Given instruction ::
Leave out the pictures and repeat everything else in the records exactly.

****************

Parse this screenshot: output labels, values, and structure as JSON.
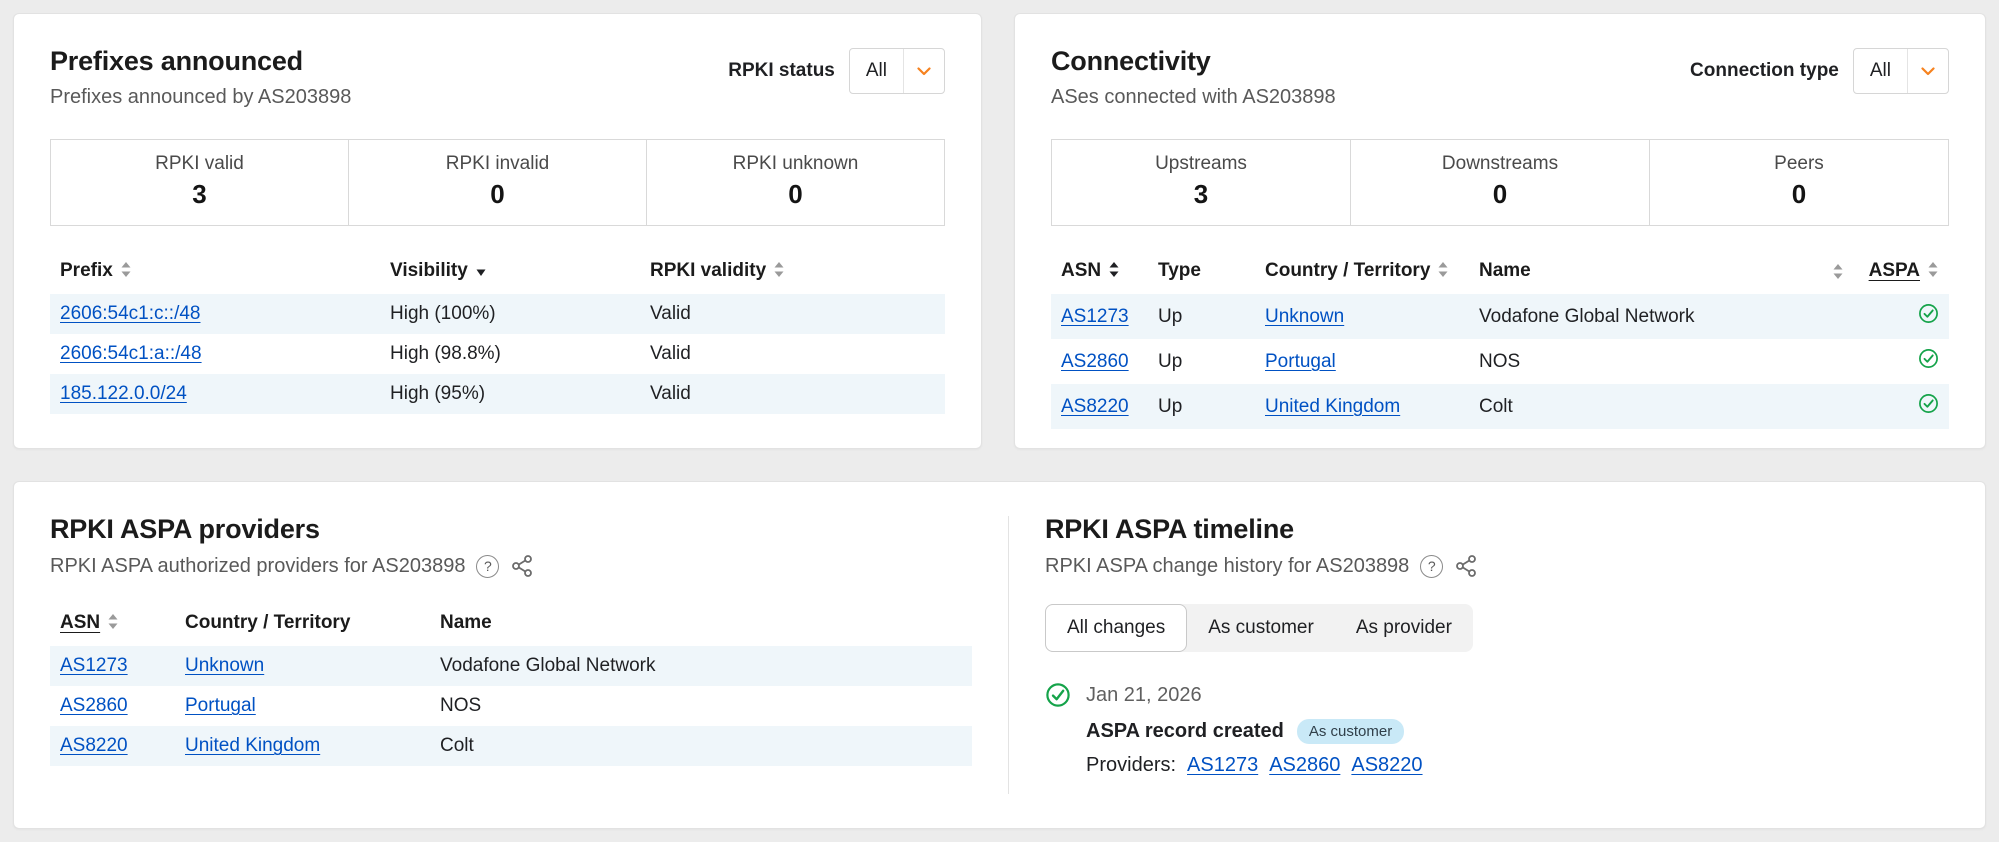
{
  "icons": {
    "help_glyph": "?"
  },
  "colors": {
    "accent_orange": "#f6821f",
    "link_blue": "#0051c3",
    "check_green": "#15a34a",
    "row_alt": "#eff6fa"
  },
  "prefixes": {
    "title": "Prefixes announced",
    "subtitle": "Prefixes announced by AS203898",
    "filter_label": "RPKI status",
    "filter_value": "All",
    "stats": [
      {
        "label": "RPKI valid",
        "value": "3"
      },
      {
        "label": "RPKI invalid",
        "value": "0"
      },
      {
        "label": "RPKI unknown",
        "value": "0"
      }
    ],
    "headers": {
      "prefix": "Prefix",
      "visibility": "Visibility",
      "validity": "RPKI validity"
    },
    "rows": [
      {
        "prefix": "2606:54c1:c::/48",
        "visibility": "High (100%)",
        "validity": "Valid"
      },
      {
        "prefix": "2606:54c1:a::/48",
        "visibility": "High (98.8%)",
        "validity": "Valid"
      },
      {
        "prefix": "185.122.0.0/24",
        "visibility": "High (95%)",
        "validity": "Valid"
      }
    ]
  },
  "connectivity": {
    "title": "Connectivity",
    "subtitle": "ASes connected with AS203898",
    "filter_label": "Connection type",
    "filter_value": "All",
    "stats": [
      {
        "label": "Upstreams",
        "value": "3"
      },
      {
        "label": "Downstreams",
        "value": "0"
      },
      {
        "label": "Peers",
        "value": "0"
      }
    ],
    "headers": {
      "asn": "ASN",
      "type": "Type",
      "country": "Country / Territory",
      "name": "Name",
      "aspa": "ASPA"
    },
    "rows": [
      {
        "asn": "AS1273",
        "type": "Up",
        "country": "Unknown",
        "name": "Vodafone Global Network",
        "aspa_state": "valid"
      },
      {
        "asn": "AS2860",
        "type": "Up",
        "country": "Portugal",
        "name": "NOS",
        "aspa_state": "valid"
      },
      {
        "asn": "AS8220",
        "type": "Up",
        "country": "United Kingdom",
        "name": "Colt",
        "aspa_state": "valid"
      }
    ]
  },
  "aspa_providers": {
    "title": "RPKI ASPA providers",
    "subtitle": "RPKI ASPA authorized providers for AS203898",
    "headers": {
      "asn": "ASN",
      "country": "Country / Territory",
      "name": "Name"
    },
    "rows": [
      {
        "asn": "AS1273",
        "country": "Unknown",
        "name": "Vodafone Global Network"
      },
      {
        "asn": "AS2860",
        "country": "Portugal",
        "name": "NOS"
      },
      {
        "asn": "AS8220",
        "country": "United Kingdom",
        "name": "Colt"
      }
    ]
  },
  "aspa_timeline": {
    "title": "RPKI ASPA timeline",
    "subtitle": "RPKI ASPA change history for AS203898",
    "tabs": [
      {
        "label": "All changes",
        "active": true
      },
      {
        "label": "As customer",
        "active": false
      },
      {
        "label": "As provider",
        "active": false
      }
    ],
    "event": {
      "date": "Jan 21, 2026",
      "title": "ASPA record created",
      "badge": "As customer",
      "providers_label": "Providers:",
      "providers": [
        "AS1273",
        "AS2860",
        "AS8220"
      ]
    }
  }
}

****************

Finished task ::
Parse this screenshot: output labels, values, and structure as JSON.
{
  "icons": {
    "help_glyph": "?"
  },
  "colors": {
    "accent_orange": "#f6821f",
    "link_blue": "#0051c3",
    "check_green": "#15a34a",
    "row_alt": "#eff6fa"
  },
  "prefixes": {
    "title": "Prefixes announced",
    "subtitle": "Prefixes announced by AS203898",
    "filter_label": "RPKI status",
    "filter_value": "All",
    "stats": [
      {
        "label": "RPKI valid",
        "value": "3"
      },
      {
        "label": "RPKI invalid",
        "value": "0"
      },
      {
        "label": "RPKI unknown",
        "value": "0"
      }
    ],
    "headers": {
      "prefix": "Prefix",
      "visibility": "Visibility",
      "validity": "RPKI validity"
    },
    "rows": [
      {
        "prefix": "2606:54c1:c::/48",
        "visibility": "High (100%)",
        "validity": "Valid"
      },
      {
        "prefix": "2606:54c1:a::/48",
        "visibility": "High (98.8%)",
        "validity": "Valid"
      },
      {
        "prefix": "185.122.0.0/24",
        "visibility": "High (95%)",
        "validity": "Valid"
      }
    ]
  },
  "connectivity": {
    "title": "Connectivity",
    "subtitle": "ASes connected with AS203898",
    "filter_label": "Connection type",
    "filter_value": "All",
    "stats": [
      {
        "label": "Upstreams",
        "value": "3"
      },
      {
        "label": "Downstreams",
        "value": "0"
      },
      {
        "label": "Peers",
        "value": "0"
      }
    ],
    "headers": {
      "asn": "ASN",
      "type": "Type",
      "country": "Country / Territory",
      "name": "Name",
      "aspa": "ASPA"
    },
    "rows": [
      {
        "asn": "AS1273",
        "type": "Up",
        "country": "Unknown",
        "name": "Vodafone Global Network",
        "aspa_state": "valid"
      },
      {
        "asn": "AS2860",
        "type": "Up",
        "country": "Portugal",
        "name": "NOS",
        "aspa_state": "valid"
      },
      {
        "asn": "AS8220",
        "type": "Up",
        "country": "United Kingdom",
        "name": "Colt",
        "aspa_state": "valid"
      }
    ]
  },
  "aspa_providers": {
    "title": "RPKI ASPA providers",
    "subtitle": "RPKI ASPA authorized providers for AS203898",
    "headers": {
      "asn": "ASN",
      "country": "Country / Territory",
      "name": "Name"
    },
    "rows": [
      {
        "asn": "AS1273",
        "country": "Unknown",
        "name": "Vodafone Global Network"
      },
      {
        "asn": "AS2860",
        "country": "Portugal",
        "name": "NOS"
      },
      {
        "asn": "AS8220",
        "country": "United Kingdom",
        "name": "Colt"
      }
    ]
  },
  "aspa_timeline": {
    "title": "RPKI ASPA timeline",
    "subtitle": "RPKI ASPA change history for AS203898",
    "tabs": [
      {
        "label": "All changes",
        "active": true
      },
      {
        "label": "As customer",
        "active": false
      },
      {
        "label": "As provider",
        "active": false
      }
    ],
    "event": {
      "date": "Jan 21, 2026",
      "title": "ASPA record created",
      "badge": "As customer",
      "providers_label": "Providers:",
      "providers": [
        "AS1273",
        "AS2860",
        "AS8220"
      ]
    }
  }
}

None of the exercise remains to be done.